Collect each line containing "งสองท".

Excerpt from a dataset:

━━━━━━━━━━

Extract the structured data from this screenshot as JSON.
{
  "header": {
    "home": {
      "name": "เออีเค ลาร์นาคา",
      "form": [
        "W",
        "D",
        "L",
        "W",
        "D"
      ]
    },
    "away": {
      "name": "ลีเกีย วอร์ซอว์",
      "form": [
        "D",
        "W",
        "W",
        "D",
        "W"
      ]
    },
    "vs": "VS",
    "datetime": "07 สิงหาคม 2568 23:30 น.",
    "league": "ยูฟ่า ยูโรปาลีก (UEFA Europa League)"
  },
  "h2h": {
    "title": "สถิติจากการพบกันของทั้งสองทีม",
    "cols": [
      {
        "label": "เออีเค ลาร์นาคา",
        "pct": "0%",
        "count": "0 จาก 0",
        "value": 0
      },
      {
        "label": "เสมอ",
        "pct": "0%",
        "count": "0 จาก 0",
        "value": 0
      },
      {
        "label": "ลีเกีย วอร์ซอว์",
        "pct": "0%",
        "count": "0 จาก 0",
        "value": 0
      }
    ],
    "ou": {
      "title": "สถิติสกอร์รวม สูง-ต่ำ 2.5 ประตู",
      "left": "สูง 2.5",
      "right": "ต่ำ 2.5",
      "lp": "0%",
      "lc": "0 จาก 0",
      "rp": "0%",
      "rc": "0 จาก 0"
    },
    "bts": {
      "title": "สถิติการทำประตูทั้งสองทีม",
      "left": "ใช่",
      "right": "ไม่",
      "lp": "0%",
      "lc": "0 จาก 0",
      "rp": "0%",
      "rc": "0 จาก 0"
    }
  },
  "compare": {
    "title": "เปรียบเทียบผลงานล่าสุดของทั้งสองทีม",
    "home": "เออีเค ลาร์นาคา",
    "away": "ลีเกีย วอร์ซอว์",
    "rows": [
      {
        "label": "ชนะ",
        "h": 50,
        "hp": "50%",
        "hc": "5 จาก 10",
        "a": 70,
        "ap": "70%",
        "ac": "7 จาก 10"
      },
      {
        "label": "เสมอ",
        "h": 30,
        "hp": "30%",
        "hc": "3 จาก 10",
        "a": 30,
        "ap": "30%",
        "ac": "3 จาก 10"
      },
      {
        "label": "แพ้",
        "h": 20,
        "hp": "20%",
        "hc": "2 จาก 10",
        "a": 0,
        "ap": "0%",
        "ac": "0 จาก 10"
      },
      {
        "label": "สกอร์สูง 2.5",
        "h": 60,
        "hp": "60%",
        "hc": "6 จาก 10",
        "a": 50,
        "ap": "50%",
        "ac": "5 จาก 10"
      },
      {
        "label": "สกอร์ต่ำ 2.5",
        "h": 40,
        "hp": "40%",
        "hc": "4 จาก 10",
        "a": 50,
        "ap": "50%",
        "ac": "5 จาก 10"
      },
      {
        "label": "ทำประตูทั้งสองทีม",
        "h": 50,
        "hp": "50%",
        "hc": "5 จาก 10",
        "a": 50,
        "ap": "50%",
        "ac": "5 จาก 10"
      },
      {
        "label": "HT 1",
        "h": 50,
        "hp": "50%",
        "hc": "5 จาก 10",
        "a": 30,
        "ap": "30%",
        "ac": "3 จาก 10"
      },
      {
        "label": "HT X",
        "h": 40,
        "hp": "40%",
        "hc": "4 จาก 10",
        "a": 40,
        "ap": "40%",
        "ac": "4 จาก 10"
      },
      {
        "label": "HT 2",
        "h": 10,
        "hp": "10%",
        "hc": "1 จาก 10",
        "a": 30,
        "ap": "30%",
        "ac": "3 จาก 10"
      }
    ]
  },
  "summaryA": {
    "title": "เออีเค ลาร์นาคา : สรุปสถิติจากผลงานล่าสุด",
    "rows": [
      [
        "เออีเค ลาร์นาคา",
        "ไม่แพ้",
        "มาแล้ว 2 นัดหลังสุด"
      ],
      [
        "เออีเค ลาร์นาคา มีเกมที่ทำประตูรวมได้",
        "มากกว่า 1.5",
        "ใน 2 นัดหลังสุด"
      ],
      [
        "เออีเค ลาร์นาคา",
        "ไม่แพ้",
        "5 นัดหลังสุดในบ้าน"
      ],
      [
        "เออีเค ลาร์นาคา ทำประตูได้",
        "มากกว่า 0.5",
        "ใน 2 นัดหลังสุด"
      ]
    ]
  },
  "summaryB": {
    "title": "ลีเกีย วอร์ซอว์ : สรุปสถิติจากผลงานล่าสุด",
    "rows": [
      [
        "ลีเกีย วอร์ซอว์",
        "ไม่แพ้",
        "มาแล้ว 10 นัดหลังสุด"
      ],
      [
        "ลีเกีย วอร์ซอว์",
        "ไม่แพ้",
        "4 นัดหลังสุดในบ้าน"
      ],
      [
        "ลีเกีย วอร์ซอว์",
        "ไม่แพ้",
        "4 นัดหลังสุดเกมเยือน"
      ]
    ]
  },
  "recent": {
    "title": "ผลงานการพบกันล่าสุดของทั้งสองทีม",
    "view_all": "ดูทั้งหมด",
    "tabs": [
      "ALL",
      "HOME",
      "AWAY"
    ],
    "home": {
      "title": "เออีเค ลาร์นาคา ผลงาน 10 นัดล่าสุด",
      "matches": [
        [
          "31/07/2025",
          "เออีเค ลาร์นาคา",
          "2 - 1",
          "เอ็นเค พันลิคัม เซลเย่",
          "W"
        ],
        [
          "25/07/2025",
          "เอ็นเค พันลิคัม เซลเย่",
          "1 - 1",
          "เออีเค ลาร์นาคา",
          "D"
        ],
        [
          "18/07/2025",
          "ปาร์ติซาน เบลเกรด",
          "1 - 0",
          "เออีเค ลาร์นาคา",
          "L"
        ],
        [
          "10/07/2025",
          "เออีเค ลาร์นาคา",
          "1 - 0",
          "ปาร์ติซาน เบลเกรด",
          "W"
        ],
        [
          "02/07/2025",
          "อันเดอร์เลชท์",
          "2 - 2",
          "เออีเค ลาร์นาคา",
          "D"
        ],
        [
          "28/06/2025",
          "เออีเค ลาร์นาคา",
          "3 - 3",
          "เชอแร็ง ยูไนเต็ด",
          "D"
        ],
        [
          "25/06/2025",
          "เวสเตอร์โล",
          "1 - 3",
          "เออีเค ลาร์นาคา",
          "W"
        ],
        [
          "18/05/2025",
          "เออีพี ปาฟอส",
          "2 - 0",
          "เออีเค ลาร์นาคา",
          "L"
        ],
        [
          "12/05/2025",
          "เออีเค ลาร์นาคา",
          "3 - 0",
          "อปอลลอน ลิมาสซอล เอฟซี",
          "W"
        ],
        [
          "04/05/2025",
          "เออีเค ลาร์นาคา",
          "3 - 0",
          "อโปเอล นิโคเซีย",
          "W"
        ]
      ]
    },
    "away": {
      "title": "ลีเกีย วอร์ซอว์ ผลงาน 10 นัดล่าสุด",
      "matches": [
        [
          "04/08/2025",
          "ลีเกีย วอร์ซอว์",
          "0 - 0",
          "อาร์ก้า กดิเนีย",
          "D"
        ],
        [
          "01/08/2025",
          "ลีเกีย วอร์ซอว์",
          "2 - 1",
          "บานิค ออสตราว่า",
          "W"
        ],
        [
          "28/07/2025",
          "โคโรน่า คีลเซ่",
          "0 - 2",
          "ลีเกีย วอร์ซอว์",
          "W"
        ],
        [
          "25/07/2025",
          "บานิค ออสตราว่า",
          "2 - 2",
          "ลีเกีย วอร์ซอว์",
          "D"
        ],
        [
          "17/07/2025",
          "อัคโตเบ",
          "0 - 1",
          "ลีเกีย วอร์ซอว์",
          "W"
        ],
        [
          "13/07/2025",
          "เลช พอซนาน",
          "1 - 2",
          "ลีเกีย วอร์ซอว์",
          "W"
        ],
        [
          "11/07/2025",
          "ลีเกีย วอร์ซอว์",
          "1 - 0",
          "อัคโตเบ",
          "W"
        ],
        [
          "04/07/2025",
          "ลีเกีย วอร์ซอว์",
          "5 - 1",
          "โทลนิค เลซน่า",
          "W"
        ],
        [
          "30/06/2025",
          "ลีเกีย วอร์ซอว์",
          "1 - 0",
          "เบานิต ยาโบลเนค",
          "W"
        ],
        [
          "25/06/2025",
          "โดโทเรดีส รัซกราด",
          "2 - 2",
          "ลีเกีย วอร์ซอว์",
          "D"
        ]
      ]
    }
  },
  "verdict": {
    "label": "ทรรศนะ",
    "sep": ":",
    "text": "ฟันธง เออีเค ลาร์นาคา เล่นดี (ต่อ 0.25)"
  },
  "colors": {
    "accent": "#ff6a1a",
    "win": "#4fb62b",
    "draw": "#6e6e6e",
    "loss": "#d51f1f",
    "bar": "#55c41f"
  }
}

━━━━━━━━━━

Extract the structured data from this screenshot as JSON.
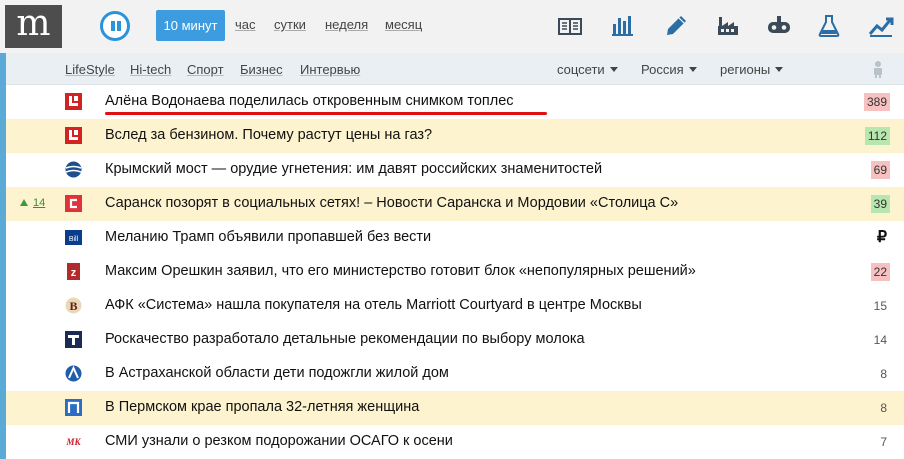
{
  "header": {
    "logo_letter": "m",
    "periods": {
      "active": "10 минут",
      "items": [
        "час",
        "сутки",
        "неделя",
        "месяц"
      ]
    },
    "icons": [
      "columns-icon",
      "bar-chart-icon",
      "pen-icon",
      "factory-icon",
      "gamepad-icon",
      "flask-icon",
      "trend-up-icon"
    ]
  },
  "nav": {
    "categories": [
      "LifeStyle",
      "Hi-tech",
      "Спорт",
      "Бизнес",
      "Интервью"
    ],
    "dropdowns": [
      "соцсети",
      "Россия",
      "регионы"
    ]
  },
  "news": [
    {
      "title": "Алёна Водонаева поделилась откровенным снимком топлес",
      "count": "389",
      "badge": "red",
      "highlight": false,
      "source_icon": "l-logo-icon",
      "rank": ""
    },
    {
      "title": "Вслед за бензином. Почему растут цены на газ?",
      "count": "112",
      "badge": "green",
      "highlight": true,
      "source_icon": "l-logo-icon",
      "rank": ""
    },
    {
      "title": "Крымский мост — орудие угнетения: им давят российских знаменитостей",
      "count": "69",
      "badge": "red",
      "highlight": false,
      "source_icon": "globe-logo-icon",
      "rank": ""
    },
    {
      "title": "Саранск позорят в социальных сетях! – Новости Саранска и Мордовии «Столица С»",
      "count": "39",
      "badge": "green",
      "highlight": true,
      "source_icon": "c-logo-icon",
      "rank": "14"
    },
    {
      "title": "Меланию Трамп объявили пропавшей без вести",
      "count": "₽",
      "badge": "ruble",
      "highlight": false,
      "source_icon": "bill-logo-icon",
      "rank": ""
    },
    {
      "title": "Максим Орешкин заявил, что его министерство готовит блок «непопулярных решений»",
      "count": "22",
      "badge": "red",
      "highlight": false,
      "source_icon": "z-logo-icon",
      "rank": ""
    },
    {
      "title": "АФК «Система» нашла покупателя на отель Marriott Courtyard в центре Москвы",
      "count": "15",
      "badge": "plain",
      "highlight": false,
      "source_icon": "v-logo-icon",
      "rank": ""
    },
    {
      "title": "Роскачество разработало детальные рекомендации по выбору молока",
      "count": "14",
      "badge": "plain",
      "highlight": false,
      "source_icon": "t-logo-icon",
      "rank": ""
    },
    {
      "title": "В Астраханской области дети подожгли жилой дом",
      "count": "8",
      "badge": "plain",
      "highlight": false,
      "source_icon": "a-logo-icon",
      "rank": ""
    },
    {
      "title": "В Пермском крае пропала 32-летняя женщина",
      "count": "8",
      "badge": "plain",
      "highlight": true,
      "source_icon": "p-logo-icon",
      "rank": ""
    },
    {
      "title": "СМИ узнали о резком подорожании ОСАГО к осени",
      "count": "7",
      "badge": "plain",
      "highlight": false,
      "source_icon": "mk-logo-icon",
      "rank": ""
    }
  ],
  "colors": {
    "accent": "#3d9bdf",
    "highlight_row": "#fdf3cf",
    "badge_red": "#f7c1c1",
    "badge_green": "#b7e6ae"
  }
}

━━━━━━━━━━

● Solution to the exercise:
    "title": "สถิติจากการพบกันของทั้งสองทีม",
      "title": "สถิติการทำประตูทั้งสองทีม",
    "title": "เปรียบเทียบผลงานล่าสุดของทั้งสองทีม",
        "label": "ทำประตูทั้งสองทีม",
    "title": "ผลงานการพบกันล่าสุดของทั้งสองทีม",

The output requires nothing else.